Written exercise: Pick out all lines in the listing holding the string "JSON" and copy them.

Records that describe figures:

-- -- --

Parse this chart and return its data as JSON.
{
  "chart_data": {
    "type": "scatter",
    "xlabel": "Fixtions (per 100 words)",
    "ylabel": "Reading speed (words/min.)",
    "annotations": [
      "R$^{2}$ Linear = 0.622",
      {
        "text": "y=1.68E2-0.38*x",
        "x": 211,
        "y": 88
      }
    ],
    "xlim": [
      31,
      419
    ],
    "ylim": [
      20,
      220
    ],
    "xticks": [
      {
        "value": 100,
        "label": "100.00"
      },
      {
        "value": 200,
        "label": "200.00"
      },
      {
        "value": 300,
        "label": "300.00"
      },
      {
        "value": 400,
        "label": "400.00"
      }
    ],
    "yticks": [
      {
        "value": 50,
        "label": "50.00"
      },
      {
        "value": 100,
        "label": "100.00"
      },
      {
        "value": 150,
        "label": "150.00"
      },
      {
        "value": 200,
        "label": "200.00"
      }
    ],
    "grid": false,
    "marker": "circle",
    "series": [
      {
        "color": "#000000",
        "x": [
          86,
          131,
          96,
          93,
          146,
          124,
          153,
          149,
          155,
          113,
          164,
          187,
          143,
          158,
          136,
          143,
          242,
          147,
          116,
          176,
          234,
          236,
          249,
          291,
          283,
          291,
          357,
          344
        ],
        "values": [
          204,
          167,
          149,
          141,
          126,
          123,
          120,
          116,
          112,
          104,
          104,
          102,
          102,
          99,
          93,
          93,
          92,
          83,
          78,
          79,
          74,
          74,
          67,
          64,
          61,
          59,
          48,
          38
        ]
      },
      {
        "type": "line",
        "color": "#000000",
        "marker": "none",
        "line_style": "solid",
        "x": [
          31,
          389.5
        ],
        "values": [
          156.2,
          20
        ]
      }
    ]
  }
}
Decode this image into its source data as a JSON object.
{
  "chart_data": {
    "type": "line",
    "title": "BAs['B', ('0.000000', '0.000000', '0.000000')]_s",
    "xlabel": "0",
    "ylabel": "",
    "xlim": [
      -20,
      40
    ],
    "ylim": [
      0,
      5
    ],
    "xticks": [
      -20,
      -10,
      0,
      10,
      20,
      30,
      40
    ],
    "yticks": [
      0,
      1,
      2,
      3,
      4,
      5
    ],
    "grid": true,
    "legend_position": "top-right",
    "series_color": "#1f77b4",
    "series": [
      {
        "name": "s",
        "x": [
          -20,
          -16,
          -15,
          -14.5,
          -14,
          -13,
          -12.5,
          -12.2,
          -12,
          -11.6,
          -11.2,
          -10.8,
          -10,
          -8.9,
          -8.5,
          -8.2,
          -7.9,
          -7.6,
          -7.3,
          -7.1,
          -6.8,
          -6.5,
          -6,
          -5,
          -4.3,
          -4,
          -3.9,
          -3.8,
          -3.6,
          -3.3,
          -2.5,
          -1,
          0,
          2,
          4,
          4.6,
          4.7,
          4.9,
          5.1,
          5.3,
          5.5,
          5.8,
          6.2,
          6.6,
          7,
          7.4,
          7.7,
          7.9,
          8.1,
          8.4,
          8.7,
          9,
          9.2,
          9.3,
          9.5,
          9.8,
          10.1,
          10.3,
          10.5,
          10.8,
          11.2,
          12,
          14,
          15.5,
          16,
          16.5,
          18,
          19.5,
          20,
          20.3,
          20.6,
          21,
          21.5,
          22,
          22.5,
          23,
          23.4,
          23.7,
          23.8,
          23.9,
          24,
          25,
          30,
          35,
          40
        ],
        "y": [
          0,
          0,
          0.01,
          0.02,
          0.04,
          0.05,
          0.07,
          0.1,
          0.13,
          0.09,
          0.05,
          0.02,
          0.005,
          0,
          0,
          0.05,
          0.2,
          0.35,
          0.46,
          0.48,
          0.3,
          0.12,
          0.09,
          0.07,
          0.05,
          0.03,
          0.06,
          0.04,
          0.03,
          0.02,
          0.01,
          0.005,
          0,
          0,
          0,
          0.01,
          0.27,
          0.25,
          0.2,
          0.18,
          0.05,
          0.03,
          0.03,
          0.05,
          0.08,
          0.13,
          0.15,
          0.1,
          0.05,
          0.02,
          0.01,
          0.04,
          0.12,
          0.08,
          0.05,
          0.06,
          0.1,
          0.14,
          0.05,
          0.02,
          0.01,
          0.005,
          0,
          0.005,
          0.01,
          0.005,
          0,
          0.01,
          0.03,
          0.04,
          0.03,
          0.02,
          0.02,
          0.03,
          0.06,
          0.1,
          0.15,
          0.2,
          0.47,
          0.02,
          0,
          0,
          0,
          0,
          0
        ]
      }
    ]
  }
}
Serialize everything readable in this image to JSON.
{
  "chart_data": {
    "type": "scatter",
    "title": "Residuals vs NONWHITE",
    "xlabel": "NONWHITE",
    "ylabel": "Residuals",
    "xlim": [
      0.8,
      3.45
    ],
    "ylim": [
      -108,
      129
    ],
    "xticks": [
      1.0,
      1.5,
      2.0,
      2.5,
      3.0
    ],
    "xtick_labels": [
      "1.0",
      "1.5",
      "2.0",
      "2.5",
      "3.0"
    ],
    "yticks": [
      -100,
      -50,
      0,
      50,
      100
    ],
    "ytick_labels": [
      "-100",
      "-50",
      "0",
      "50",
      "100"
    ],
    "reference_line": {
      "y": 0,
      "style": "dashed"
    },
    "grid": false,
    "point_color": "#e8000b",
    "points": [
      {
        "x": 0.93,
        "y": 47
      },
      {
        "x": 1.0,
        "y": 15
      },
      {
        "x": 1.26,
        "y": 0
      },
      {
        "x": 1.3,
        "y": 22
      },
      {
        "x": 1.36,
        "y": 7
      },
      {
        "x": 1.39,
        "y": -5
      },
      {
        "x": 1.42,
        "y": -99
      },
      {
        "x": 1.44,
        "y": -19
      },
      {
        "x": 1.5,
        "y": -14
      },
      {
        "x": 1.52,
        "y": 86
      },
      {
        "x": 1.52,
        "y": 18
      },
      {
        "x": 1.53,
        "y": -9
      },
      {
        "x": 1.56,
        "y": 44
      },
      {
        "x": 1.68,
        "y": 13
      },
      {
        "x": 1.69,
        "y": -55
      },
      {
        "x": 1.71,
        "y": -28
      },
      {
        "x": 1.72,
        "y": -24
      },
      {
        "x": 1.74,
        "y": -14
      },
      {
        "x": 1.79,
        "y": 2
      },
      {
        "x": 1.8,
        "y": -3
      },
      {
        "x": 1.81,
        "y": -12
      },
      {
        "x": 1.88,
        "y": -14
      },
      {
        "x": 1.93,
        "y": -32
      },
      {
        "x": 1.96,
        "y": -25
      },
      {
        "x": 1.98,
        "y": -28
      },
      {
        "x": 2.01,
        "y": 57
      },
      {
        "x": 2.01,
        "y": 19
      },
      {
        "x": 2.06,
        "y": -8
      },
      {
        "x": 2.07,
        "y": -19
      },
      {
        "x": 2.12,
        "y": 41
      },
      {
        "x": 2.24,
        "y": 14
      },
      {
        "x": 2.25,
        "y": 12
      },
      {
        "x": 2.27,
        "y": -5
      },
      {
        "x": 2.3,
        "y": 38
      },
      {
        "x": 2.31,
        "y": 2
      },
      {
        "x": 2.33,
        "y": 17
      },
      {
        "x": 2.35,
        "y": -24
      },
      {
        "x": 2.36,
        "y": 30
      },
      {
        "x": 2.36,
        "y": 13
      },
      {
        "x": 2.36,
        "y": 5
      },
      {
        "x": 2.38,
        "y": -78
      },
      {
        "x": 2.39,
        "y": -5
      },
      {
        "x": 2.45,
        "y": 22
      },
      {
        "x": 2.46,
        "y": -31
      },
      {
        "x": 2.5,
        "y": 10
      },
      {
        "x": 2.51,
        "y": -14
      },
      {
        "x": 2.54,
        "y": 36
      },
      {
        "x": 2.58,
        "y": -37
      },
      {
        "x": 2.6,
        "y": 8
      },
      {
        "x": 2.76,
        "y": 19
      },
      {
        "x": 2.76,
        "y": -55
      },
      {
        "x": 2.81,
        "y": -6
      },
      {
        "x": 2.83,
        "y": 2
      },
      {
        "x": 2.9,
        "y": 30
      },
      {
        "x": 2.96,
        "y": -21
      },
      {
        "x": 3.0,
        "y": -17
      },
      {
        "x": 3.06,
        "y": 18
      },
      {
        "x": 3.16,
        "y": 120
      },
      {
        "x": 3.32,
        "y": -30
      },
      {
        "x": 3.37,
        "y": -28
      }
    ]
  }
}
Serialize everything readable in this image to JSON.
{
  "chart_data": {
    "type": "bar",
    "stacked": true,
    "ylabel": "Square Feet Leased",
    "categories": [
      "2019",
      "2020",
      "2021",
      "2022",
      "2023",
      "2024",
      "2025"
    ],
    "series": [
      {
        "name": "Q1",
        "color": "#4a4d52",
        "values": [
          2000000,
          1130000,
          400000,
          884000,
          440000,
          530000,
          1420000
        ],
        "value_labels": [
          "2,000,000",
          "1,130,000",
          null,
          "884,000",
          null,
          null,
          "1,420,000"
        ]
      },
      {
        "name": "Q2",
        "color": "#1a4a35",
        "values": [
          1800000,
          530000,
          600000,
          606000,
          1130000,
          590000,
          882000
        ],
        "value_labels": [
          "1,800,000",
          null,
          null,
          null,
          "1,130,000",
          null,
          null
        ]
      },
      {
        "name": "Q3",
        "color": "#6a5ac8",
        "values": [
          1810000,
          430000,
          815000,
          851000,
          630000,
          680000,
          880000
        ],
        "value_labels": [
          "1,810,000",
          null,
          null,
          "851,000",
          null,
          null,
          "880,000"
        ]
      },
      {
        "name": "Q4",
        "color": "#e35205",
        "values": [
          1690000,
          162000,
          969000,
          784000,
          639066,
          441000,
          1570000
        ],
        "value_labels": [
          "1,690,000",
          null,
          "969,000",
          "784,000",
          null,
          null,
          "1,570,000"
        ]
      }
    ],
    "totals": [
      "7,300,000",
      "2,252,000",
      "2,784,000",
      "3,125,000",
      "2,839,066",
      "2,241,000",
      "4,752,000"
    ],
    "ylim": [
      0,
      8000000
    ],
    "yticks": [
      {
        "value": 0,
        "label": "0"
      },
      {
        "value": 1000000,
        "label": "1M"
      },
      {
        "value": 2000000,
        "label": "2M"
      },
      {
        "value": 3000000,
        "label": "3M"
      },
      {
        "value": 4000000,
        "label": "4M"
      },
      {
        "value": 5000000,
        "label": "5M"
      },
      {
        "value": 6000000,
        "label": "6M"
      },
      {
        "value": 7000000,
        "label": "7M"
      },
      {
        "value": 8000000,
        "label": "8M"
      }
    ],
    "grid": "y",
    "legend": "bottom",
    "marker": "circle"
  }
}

-- -- --

Reply to the exercise:
Parse this chart and return its data as JSON.
Decode this image into its source data as a JSON object.
Serialize everything readable in this image to JSON.
Serialize everything readable in this image to JSON.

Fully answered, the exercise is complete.